What is asked ->
Read through the data and count the lines that contain the string "Phil"; give only the result.

Material to process ->
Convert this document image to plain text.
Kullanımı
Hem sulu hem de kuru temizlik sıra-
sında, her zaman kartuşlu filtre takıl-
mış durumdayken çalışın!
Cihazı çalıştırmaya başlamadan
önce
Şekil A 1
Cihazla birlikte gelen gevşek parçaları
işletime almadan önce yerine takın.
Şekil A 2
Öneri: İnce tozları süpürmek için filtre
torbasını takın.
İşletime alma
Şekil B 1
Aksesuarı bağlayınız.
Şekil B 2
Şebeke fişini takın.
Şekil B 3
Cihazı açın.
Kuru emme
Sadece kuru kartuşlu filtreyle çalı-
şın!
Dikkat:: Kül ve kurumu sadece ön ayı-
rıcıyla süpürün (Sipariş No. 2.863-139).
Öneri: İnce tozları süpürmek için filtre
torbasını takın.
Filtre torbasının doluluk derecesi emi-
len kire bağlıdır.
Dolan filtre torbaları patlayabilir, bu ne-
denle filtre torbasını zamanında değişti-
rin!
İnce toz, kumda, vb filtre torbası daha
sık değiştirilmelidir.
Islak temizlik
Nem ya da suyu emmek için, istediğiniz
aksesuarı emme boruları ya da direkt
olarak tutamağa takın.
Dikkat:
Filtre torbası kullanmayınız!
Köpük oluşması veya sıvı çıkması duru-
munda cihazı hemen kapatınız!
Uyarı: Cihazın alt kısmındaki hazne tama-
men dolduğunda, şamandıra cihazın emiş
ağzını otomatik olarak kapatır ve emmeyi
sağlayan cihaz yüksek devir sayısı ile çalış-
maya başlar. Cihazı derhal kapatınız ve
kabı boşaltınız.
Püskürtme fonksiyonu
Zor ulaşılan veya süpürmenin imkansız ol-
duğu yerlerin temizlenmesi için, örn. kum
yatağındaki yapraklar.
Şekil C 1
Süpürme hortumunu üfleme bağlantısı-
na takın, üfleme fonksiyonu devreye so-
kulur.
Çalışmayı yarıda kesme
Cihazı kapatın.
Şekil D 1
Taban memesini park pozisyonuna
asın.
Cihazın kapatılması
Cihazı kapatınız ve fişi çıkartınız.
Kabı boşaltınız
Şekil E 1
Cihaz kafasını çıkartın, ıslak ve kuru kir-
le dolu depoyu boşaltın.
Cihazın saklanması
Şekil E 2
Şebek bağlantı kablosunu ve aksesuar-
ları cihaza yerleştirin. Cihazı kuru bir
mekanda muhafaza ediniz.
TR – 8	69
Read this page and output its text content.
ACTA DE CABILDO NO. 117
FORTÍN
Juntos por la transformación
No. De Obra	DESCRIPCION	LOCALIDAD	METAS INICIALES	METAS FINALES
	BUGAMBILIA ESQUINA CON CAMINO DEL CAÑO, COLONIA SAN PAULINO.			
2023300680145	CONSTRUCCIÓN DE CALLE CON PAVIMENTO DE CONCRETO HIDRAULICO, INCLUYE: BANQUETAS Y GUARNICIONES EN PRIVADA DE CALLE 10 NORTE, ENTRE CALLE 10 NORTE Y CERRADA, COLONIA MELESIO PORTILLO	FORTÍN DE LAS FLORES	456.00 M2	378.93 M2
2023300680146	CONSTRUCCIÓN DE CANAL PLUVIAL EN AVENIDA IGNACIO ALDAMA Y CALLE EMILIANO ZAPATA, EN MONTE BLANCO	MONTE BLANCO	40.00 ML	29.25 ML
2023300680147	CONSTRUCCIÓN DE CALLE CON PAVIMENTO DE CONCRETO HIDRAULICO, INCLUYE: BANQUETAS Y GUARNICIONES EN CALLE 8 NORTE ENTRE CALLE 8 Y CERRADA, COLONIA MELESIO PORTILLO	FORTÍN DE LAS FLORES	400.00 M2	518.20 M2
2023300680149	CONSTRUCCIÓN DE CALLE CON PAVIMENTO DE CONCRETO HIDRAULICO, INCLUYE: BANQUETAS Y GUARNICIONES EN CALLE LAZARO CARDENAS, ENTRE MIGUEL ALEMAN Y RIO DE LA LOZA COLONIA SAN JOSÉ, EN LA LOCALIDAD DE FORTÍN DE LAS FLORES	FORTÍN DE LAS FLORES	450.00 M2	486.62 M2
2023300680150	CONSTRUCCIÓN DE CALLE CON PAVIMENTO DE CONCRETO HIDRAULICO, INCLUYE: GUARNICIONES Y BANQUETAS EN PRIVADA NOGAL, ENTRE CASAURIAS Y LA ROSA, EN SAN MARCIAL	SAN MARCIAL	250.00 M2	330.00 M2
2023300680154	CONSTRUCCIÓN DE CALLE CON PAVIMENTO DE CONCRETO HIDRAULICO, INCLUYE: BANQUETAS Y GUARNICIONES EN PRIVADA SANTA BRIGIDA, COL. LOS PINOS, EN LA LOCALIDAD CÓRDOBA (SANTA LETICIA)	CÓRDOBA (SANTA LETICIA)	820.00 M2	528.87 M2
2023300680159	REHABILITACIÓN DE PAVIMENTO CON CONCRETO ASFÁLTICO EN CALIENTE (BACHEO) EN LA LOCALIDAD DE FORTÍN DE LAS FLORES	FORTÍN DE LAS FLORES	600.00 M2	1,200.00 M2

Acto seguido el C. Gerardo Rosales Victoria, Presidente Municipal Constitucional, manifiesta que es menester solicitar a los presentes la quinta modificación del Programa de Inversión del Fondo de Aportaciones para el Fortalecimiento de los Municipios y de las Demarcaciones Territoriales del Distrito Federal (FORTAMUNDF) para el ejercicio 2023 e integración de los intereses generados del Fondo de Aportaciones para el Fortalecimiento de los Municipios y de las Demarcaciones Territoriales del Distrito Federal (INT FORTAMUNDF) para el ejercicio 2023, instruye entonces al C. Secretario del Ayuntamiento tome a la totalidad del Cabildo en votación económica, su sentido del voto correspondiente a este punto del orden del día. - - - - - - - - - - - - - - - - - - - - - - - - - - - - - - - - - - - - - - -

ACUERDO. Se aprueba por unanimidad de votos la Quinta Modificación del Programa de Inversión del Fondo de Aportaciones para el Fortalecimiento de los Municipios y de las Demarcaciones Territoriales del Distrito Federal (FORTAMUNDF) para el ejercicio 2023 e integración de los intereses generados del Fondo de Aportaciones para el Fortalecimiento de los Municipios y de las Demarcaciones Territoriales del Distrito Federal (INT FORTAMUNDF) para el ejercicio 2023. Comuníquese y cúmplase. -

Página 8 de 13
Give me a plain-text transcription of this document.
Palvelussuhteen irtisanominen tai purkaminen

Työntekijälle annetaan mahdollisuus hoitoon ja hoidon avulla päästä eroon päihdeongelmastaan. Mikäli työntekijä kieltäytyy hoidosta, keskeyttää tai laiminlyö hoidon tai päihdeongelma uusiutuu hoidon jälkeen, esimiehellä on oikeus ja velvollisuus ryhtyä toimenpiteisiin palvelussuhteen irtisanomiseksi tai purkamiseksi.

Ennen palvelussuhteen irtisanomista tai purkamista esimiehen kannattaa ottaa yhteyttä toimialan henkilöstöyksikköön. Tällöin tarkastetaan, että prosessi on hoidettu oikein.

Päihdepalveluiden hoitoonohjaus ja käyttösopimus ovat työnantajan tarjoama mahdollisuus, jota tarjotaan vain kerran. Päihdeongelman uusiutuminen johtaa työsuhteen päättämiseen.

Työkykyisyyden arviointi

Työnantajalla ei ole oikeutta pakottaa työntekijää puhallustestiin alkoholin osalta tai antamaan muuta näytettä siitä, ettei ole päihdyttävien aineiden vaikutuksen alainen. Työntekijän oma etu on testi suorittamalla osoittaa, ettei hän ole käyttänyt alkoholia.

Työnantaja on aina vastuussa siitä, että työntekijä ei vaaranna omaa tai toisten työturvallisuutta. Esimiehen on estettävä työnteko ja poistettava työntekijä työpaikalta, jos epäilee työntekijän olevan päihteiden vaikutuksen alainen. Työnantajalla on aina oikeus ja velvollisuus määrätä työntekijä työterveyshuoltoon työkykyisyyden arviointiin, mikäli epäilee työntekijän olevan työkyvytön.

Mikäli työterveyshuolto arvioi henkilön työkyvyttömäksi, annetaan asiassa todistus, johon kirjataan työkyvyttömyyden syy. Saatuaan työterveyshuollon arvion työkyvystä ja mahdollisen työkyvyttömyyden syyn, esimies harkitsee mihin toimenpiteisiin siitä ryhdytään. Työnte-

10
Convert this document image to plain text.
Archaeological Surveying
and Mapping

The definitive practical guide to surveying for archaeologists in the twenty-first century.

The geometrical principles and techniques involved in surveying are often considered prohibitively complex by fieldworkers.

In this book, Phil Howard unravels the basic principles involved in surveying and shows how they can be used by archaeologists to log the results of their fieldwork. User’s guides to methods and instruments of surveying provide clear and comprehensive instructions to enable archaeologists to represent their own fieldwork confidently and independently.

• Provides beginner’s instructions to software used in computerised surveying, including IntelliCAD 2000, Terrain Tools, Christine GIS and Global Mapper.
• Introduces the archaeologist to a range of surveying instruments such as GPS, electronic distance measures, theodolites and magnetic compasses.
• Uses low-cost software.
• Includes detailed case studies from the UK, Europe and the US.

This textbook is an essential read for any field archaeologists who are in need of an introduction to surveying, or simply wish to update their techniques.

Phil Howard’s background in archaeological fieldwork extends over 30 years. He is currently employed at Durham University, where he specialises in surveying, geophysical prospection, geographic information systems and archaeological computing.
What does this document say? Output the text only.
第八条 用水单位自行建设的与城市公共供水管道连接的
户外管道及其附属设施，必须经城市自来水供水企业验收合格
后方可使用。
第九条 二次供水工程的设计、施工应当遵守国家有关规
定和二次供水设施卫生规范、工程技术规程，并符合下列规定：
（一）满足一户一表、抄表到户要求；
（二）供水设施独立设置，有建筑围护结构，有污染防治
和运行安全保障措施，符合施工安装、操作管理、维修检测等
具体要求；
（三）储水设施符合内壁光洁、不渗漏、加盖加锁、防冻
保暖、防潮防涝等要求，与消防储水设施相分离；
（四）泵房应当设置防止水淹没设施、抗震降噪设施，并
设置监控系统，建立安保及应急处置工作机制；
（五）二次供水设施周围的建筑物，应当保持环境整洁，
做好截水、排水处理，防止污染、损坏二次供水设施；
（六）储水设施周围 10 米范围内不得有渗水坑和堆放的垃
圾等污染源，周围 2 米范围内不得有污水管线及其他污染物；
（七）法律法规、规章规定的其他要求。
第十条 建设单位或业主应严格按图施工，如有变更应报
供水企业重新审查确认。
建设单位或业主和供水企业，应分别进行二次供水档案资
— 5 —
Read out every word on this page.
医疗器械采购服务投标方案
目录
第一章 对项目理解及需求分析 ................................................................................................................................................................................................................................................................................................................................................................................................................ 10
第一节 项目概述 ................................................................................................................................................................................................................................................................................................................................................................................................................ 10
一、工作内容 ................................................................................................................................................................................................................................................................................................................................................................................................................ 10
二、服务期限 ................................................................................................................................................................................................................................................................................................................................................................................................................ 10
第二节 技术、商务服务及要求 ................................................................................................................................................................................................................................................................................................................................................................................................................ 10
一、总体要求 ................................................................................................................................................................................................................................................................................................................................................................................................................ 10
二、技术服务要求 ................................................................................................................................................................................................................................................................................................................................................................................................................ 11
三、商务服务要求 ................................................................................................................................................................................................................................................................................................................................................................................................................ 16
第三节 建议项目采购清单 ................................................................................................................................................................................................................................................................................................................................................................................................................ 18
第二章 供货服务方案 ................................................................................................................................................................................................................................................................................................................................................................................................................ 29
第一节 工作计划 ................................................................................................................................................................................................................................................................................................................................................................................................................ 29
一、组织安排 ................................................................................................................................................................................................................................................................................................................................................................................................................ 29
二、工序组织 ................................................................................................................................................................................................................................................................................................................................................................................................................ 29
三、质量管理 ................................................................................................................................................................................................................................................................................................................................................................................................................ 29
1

Answer to the task ->
2